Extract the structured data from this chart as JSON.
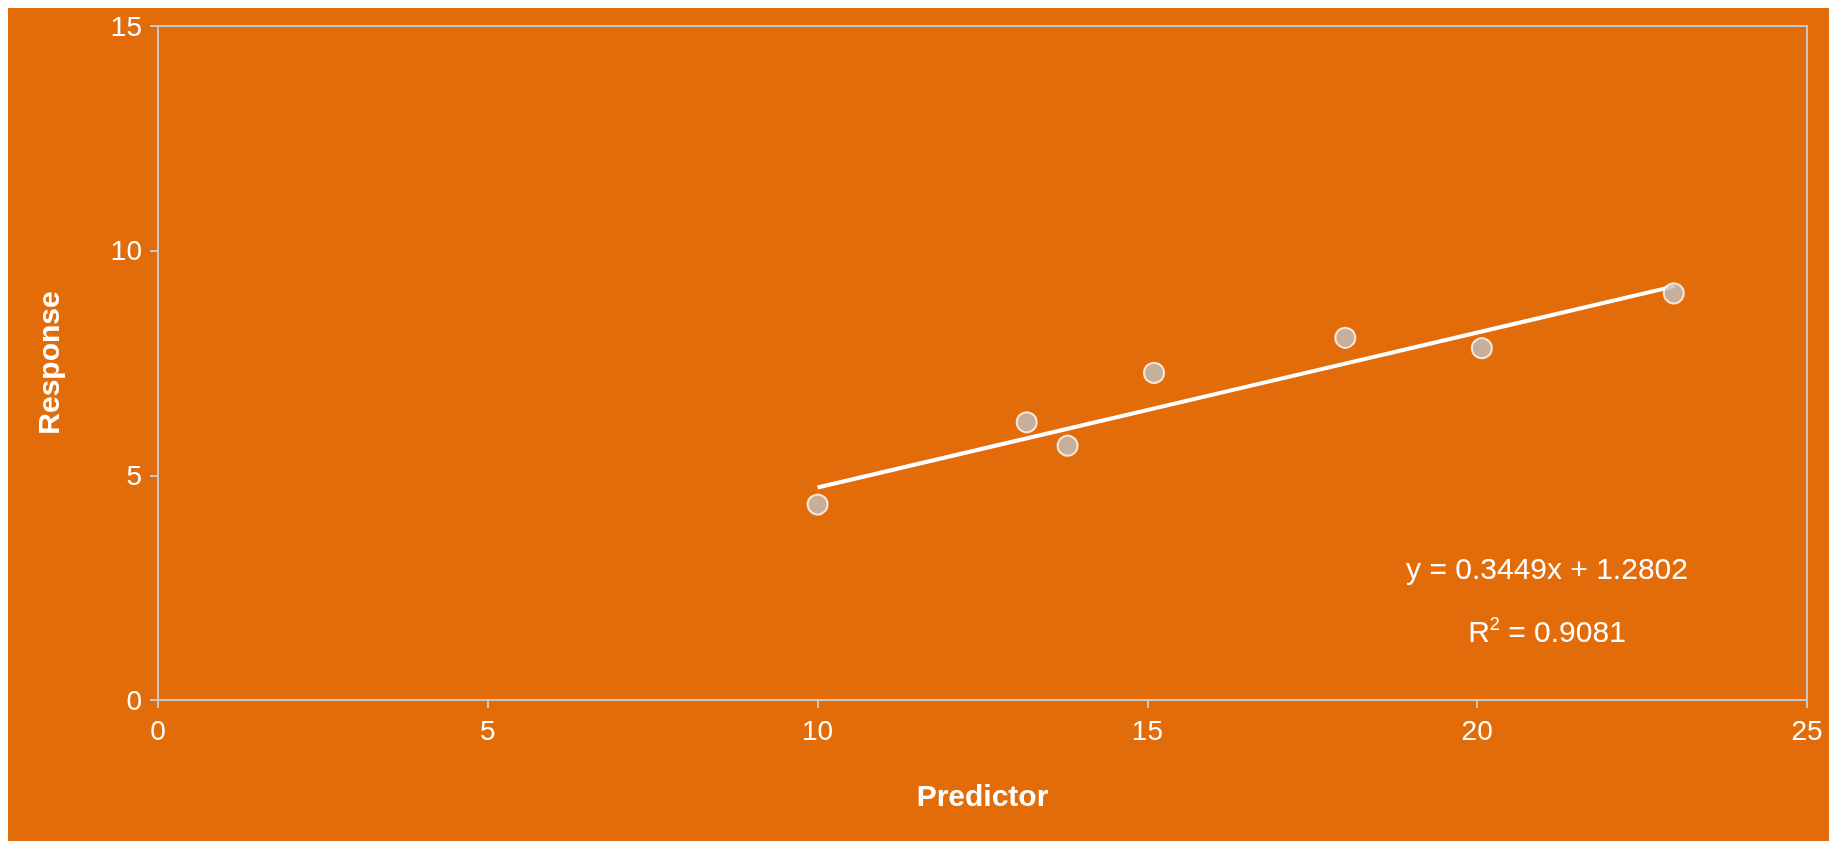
{
  "chart_data": {
    "type": "scatter",
    "xlabel": "Predictor",
    "ylabel": "Response",
    "x": [
      10,
      13.17,
      13.79,
      15.1,
      18,
      20.07,
      22.98
    ],
    "series": [
      {
        "marker": "circle",
        "color": "#c0c0c0",
        "values": [
          4.35,
          6.18,
          5.66,
          7.28,
          8.06,
          7.83,
          9.05
        ]
      },
      {
        "type": "line",
        "marker": "none",
        "color": "#ffffff",
        "x": [
          10,
          23
        ],
        "values": [
          4.73,
          9.21
        ]
      }
    ],
    "annotations": [
      "y = 0.3449x + 1.2802",
      "R$^{2}$ = 0.9081"
    ],
    "xlim": [
      0,
      25
    ],
    "xticks": [
      0,
      5,
      10,
      15,
      20,
      25
    ],
    "ylim": [
      0,
      15
    ],
    "yticks": [
      0,
      5,
      10,
      15
    ],
    "grid": false
  }
}
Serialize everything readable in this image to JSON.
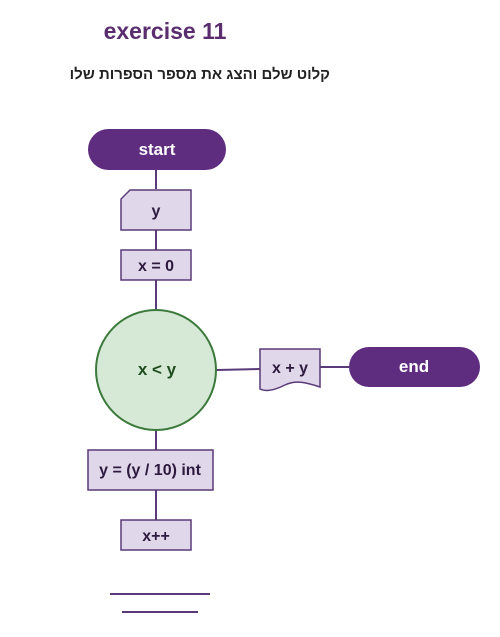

────

_Prompt_:
Your job is to transcribe the entries above exactly; skip the pictures.

_Right answer_:
Extract the structured data from this chart as JSON.
{
  "chart_data": {
    "type": "scatter",
    "xlabel": "Predictor",
    "ylabel": "Response",
    "x": [
      10,
      13.17,
      13.79,
      15.1,
      18,
      20.07,
      22.98
    ],
    "series": [
      {
        "marker": "circle",
        "color": "#c0c0c0",
        "values": [
          4.35,
          6.18,
          5.66,
          7.28,
          8.06,
          7.83,
          9.05
        ]
      },
      {
        "type": "line",
        "marker": "none",
        "color": "#ffffff",
        "x": [
          10,
          23
        ],
        "values": [
          4.73,
          9.21
        ]
      }
    ],
    "annotations": [
      "y = 0.3449x + 1.2802",
      "R$^{2}$ = 0.9081"
    ],
    "xlim": [
      0,
      25
    ],
    "xticks": [
      0,
      5,
      10,
      15,
      20,
      25
    ],
    "ylim": [
      0,
      15
    ],
    "yticks": [
      0,
      5,
      10,
      15
    ],
    "grid": false
  }
}
Serialize everything readable in this image to JSON.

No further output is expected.